Short problem:
Pictures do not belong in the copy, so please give every entry below again exactly.

Available data:
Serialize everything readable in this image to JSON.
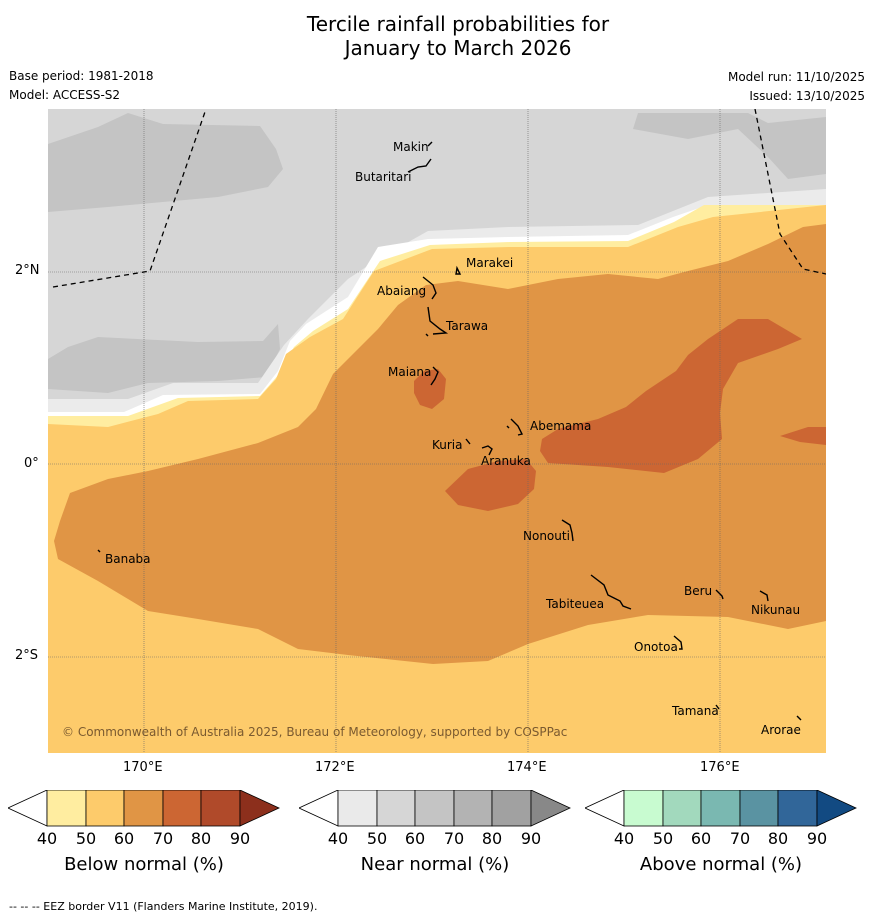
{
  "title": {
    "line1": "Tercile rainfall probabilities for",
    "line2": "January to March 2026"
  },
  "meta": {
    "base_period": "Base period: 1981-2018",
    "model": "Model: ACCESS-S2",
    "model_run": "Model run: 11/10/2025",
    "issued": "Issued: 13/10/2025"
  },
  "map": {
    "latitudes": [
      "2°N",
      "0°",
      "2°S"
    ],
    "longitudes": [
      "170°E",
      "172°E",
      "174°E",
      "176°E"
    ],
    "copyright": "© Commonwealth of Australia 2025, Bureau of Meteorology, supported by COSPPac",
    "places": [
      {
        "id": "makin",
        "name": "Makin"
      },
      {
        "id": "butaritari",
        "name": "Butaritari"
      },
      {
        "id": "marakei",
        "name": "Marakei"
      },
      {
        "id": "abaiang",
        "name": "Abaiang"
      },
      {
        "id": "tarawa",
        "name": "Tarawa"
      },
      {
        "id": "maiana",
        "name": "Maiana"
      },
      {
        "id": "abemama",
        "name": "Abemama"
      },
      {
        "id": "kuria",
        "name": "Kuria"
      },
      {
        "id": "aranuka",
        "name": "Aranuka"
      },
      {
        "id": "banaba",
        "name": "Banaba"
      },
      {
        "id": "nonouti",
        "name": "Nonouti"
      },
      {
        "id": "beru",
        "name": "Beru"
      },
      {
        "id": "tabiteuea",
        "name": "Tabiteuea"
      },
      {
        "id": "nikunau",
        "name": "Nikunau"
      },
      {
        "id": "onotoa",
        "name": "Onotoa"
      },
      {
        "id": "tamana",
        "name": "Tamana"
      },
      {
        "id": "arorae",
        "name": "Arorae"
      }
    ]
  },
  "colorbars": {
    "ticks": [
      "40",
      "50",
      "60",
      "70",
      "80",
      "90"
    ],
    "below": {
      "label": "Below normal (%)",
      "colors": [
        "#ffeda0",
        "#fdcb6b",
        "#e09545",
        "#cc6633",
        "#b04a2a",
        "#8c2f1c"
      ]
    },
    "near": {
      "label": "Near normal (%)",
      "colors": [
        "#eaeaea",
        "#d6d6d6",
        "#c4c4c4",
        "#b3b3b3",
        "#a1a1a1",
        "#888888"
      ]
    },
    "above": {
      "label": "Above normal (%)",
      "colors": [
        "#c8fbd0",
        "#a2d9bd",
        "#7ab8b1",
        "#5a93a2",
        "#316699",
        "#124a82"
      ]
    }
  },
  "footnote": "--  --  -- EEZ border V11 (Flanders Marine Institute, 2019)."
}
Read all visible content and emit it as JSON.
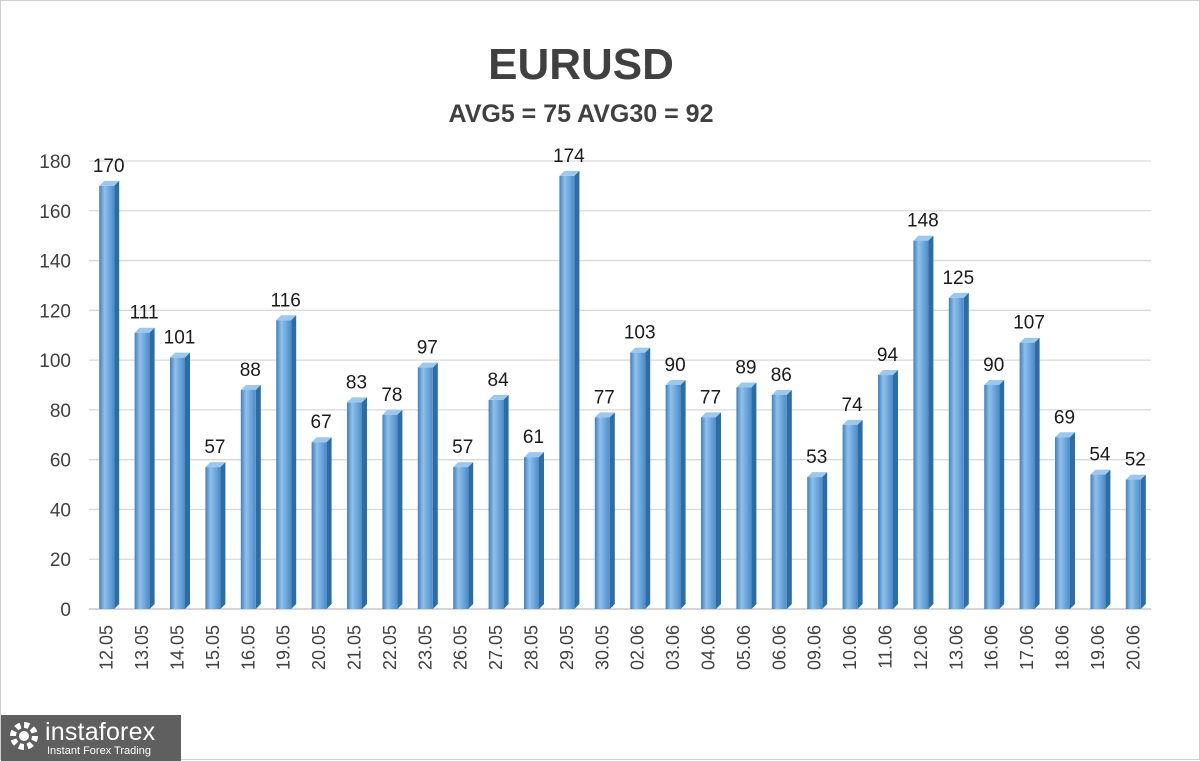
{
  "chart_data": {
    "type": "bar",
    "title": "EURUSD",
    "subtitle": "AVG5 = 75 AVG30 = 92",
    "xlabel": "",
    "ylabel": "",
    "ylim": [
      0,
      180
    ],
    "yticks": [
      0,
      20,
      40,
      60,
      80,
      100,
      120,
      140,
      160,
      180
    ],
    "grid": true,
    "legend": "none",
    "categories": [
      "12.05",
      "13.05",
      "14.05",
      "15.05",
      "16.05",
      "19.05",
      "20.05",
      "21.05",
      "22.05",
      "23.05",
      "26.05",
      "27.05",
      "28.05",
      "29.05",
      "30.05",
      "02.06",
      "03.06",
      "04.06",
      "05.06",
      "06.06",
      "09.06",
      "10.06",
      "11.06",
      "12.06",
      "13.06",
      "16.06",
      "17.06",
      "18.06",
      "19.06",
      "20.06"
    ],
    "values": [
      170,
      111,
      101,
      57,
      88,
      116,
      67,
      83,
      78,
      97,
      57,
      84,
      61,
      174,
      77,
      103,
      90,
      77,
      89,
      86,
      53,
      74,
      94,
      148,
      125,
      90,
      107,
      69,
      54,
      52
    ],
    "bar_color": "#5b9bd5",
    "bar_dark_color": "#2e6ca4"
  },
  "watermark": {
    "brand": "instaforex",
    "tagline": "Instant Forex Trading",
    "icon": "gear-icon",
    "background": "#5f5f5f"
  }
}
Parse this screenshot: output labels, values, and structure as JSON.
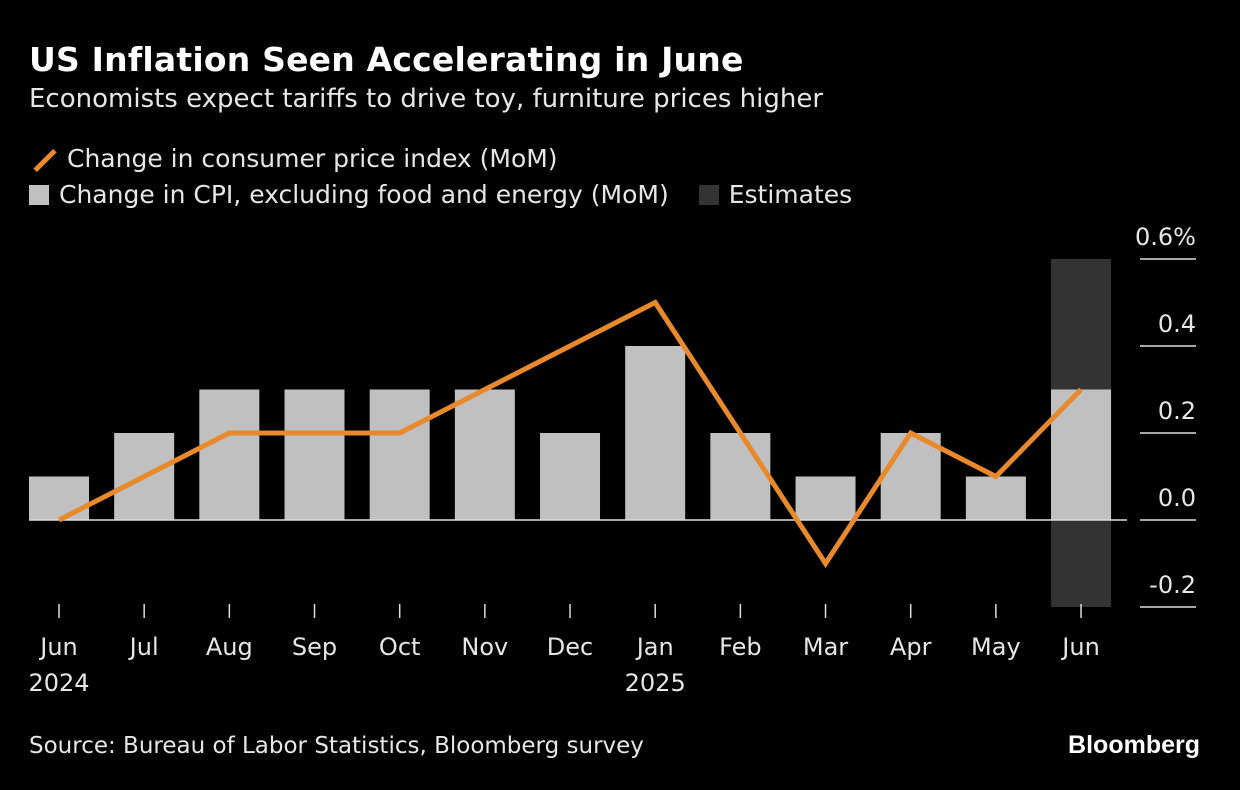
{
  "title": "US Inflation Seen Accelerating in June",
  "subtitle": "Economists expect tariffs to drive toy, furniture prices higher",
  "source": "Source: Bureau of Labor Statistics, Bloomberg survey",
  "logo": "Bloomberg",
  "chart_data": {
    "type": "bar",
    "categories": [
      "Jun",
      "Jul",
      "Aug",
      "Sep",
      "Oct",
      "Nov",
      "Dec",
      "Jan",
      "Feb",
      "Mar",
      "Apr",
      "May",
      "Jun"
    ],
    "year_labels": {
      "0": "2024",
      "7": "2025"
    },
    "series": [
      {
        "name": "Change in CPI, excluding food and energy (MoM)",
        "type": "bar",
        "color": "#c0c0c0",
        "values": [
          0.1,
          0.2,
          0.3,
          0.3,
          0.3,
          0.3,
          0.2,
          0.4,
          0.2,
          0.1,
          0.2,
          0.1,
          0.3
        ]
      },
      {
        "name": "Change in consumer price index (MoM)",
        "type": "line",
        "color": "#e8892b",
        "values": [
          0.0,
          0.1,
          0.2,
          0.2,
          0.2,
          0.3,
          0.4,
          0.5,
          0.2,
          -0.1,
          0.2,
          0.1,
          0.3
        ]
      }
    ],
    "estimates": {
      "name": "Estimates",
      "color": "#333333",
      "categories_index": [
        12
      ]
    },
    "ylim": [
      -0.2,
      0.6
    ],
    "yticks": [
      -0.2,
      0.0,
      0.2,
      0.4,
      0.6
    ],
    "ytick_labels": [
      "-0.2",
      "0.0",
      "0.2",
      "0.4",
      "0.6%"
    ],
    "y_axis_position": "right",
    "legend_position": "top-left"
  }
}
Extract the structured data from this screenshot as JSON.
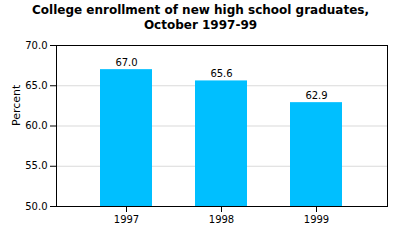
{
  "chart_data": {
    "type": "bar",
    "title": "College enrollment of new high school graduates,\nOctober 1997-99",
    "categories": [
      "1997",
      "1998",
      "1999"
    ],
    "values": [
      67.0,
      65.6,
      62.9
    ],
    "value_labels": [
      "67.0",
      "65.6",
      "62.9"
    ],
    "data_labels": true,
    "color": "#00BFFF",
    "ylabel": "Percent",
    "ylim": [
      50.0,
      70.0
    ],
    "yticks": [
      {
        "value": 50.0,
        "label": "50.0"
      },
      {
        "value": 55.0,
        "label": "55.0"
      },
      {
        "value": 60.0,
        "label": "60.0"
      },
      {
        "value": 65.0,
        "label": "65.0"
      },
      {
        "value": 70.0,
        "label": "70.0"
      }
    ],
    "grid": true
  }
}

Answer to this exercise:
Serialize everything readable in this image to JSON.
{
  "title": {
    "line1": "Tercile rainfall probabilities for",
    "line2": "January to March 2026"
  },
  "meta": {
    "base_period": "Base period: 1981-2018",
    "model": "Model: ACCESS-S2",
    "model_run": "Model run: 11/10/2025",
    "issued": "Issued: 13/10/2025"
  },
  "map": {
    "latitudes": [
      "2°N",
      "0°",
      "2°S"
    ],
    "longitudes": [
      "170°E",
      "172°E",
      "174°E",
      "176°E"
    ],
    "copyright": "© Commonwealth of Australia 2025, Bureau of Meteorology, supported by COSPPac",
    "places": [
      {
        "id": "makin",
        "name": "Makin"
      },
      {
        "id": "butaritari",
        "name": "Butaritari"
      },
      {
        "id": "marakei",
        "name": "Marakei"
      },
      {
        "id": "abaiang",
        "name": "Abaiang"
      },
      {
        "id": "tarawa",
        "name": "Tarawa"
      },
      {
        "id": "maiana",
        "name": "Maiana"
      },
      {
        "id": "abemama",
        "name": "Abemama"
      },
      {
        "id": "kuria",
        "name": "Kuria"
      },
      {
        "id": "aranuka",
        "name": "Aranuka"
      },
      {
        "id": "banaba",
        "name": "Banaba"
      },
      {
        "id": "nonouti",
        "name": "Nonouti"
      },
      {
        "id": "beru",
        "name": "Beru"
      },
      {
        "id": "tabiteuea",
        "name": "Tabiteuea"
      },
      {
        "id": "nikunau",
        "name": "Nikunau"
      },
      {
        "id": "onotoa",
        "name": "Onotoa"
      },
      {
        "id": "tamana",
        "name": "Tamana"
      },
      {
        "id": "arorae",
        "name": "Arorae"
      }
    ]
  },
  "colorbars": {
    "ticks": [
      "40",
      "50",
      "60",
      "70",
      "80",
      "90"
    ],
    "below": {
      "label": "Below normal (%)",
      "colors": [
        "#ffeda0",
        "#fdcb6b",
        "#e09545",
        "#cc6633",
        "#b04a2a",
        "#8c2f1c"
      ]
    },
    "near": {
      "label": "Near normal (%)",
      "colors": [
        "#eaeaea",
        "#d6d6d6",
        "#c4c4c4",
        "#b3b3b3",
        "#a1a1a1",
        "#888888"
      ]
    },
    "above": {
      "label": "Above normal (%)",
      "colors": [
        "#c8fbd0",
        "#a2d9bd",
        "#7ab8b1",
        "#5a93a2",
        "#316699",
        "#124a82"
      ]
    }
  },
  "footnote": "--  --  -- EEZ border V11 (Flanders Marine Institute, 2019)."
}
Read all visible content and emit it as JSON.
{
  "chart_data": {
    "type": "bar",
    "title": "EURUSD",
    "subtitle": "AVG5 = 75 AVG30 = 92",
    "xlabel": "",
    "ylabel": "",
    "ylim": [
      0,
      180
    ],
    "yticks": [
      0,
      20,
      40,
      60,
      80,
      100,
      120,
      140,
      160,
      180
    ],
    "grid": true,
    "legend": "none",
    "categories": [
      "12.05",
      "13.05",
      "14.05",
      "15.05",
      "16.05",
      "19.05",
      "20.05",
      "21.05",
      "22.05",
      "23.05",
      "26.05",
      "27.05",
      "28.05",
      "29.05",
      "30.05",
      "02.06",
      "03.06",
      "04.06",
      "05.06",
      "06.06",
      "09.06",
      "10.06",
      "11.06",
      "12.06",
      "13.06",
      "16.06",
      "17.06",
      "18.06",
      "19.06",
      "20.06"
    ],
    "values": [
      170,
      111,
      101,
      57,
      88,
      116,
      67,
      83,
      78,
      97,
      57,
      84,
      61,
      174,
      77,
      103,
      90,
      77,
      89,
      86,
      53,
      74,
      94,
      148,
      125,
      90,
      107,
      69,
      54,
      52
    ],
    "bar_color": "#5b9bd5",
    "bar_dark_color": "#2e6ca4"
  },
  "watermark": {
    "brand": "instaforex",
    "tagline": "Instant Forex Trading",
    "icon": "gear-icon",
    "background": "#5f5f5f"
  }
}
Parse this screenshot: output labels, values, and structure as JSON.
{
  "title": "US Inflation Seen Accelerating in June",
  "subtitle": "Economists expect tariffs to drive toy, furniture prices higher",
  "source": "Source: Bureau of Labor Statistics, Bloomberg survey",
  "logo": "Bloomberg",
  "chart_data": {
    "type": "bar",
    "categories": [
      "Jun",
      "Jul",
      "Aug",
      "Sep",
      "Oct",
      "Nov",
      "Dec",
      "Jan",
      "Feb",
      "Mar",
      "Apr",
      "May",
      "Jun"
    ],
    "year_labels": {
      "0": "2024",
      "7": "2025"
    },
    "series": [
      {
        "name": "Change in CPI, excluding food and energy (MoM)",
        "type": "bar",
        "color": "#c0c0c0",
        "values": [
          0.1,
          0.2,
          0.3,
          0.3,
          0.3,
          0.3,
          0.2,
          0.4,
          0.2,
          0.1,
          0.2,
          0.1,
          0.3
        ]
      },
      {
        "name": "Change in consumer price index (MoM)",
        "type": "line",
        "color": "#e8892b",
        "values": [
          0.0,
          0.1,
          0.2,
          0.2,
          0.2,
          0.3,
          0.4,
          0.5,
          0.2,
          -0.1,
          0.2,
          0.1,
          0.3
        ]
      }
    ],
    "estimates": {
      "name": "Estimates",
      "color": "#333333",
      "categories_index": [
        12
      ]
    },
    "ylim": [
      -0.2,
      0.6
    ],
    "yticks": [
      -0.2,
      0.0,
      0.2,
      0.4,
      0.6
    ],
    "ytick_labels": [
      "-0.2",
      "0.0",
      "0.2",
      "0.4",
      "0.6%"
    ],
    "y_axis_position": "right",
    "legend_position": "top-left"
  }
}
Extract the structured data from this screenshot as JSON.
{
  "chart_data": {
    "type": "bar",
    "title": "College enrollment of new high school graduates,\nOctober 1997-99",
    "categories": [
      "1997",
      "1998",
      "1999"
    ],
    "values": [
      67.0,
      65.6,
      62.9
    ],
    "value_labels": [
      "67.0",
      "65.6",
      "62.9"
    ],
    "data_labels": true,
    "color": "#00BFFF",
    "ylabel": "Percent",
    "ylim": [
      50.0,
      70.0
    ],
    "yticks": [
      {
        "value": 50.0,
        "label": "50.0"
      },
      {
        "value": 55.0,
        "label": "55.0"
      },
      {
        "value": 60.0,
        "label": "60.0"
      },
      {
        "value": 65.0,
        "label": "65.0"
      },
      {
        "value": 70.0,
        "label": "70.0"
      }
    ],
    "grid": true
  }
}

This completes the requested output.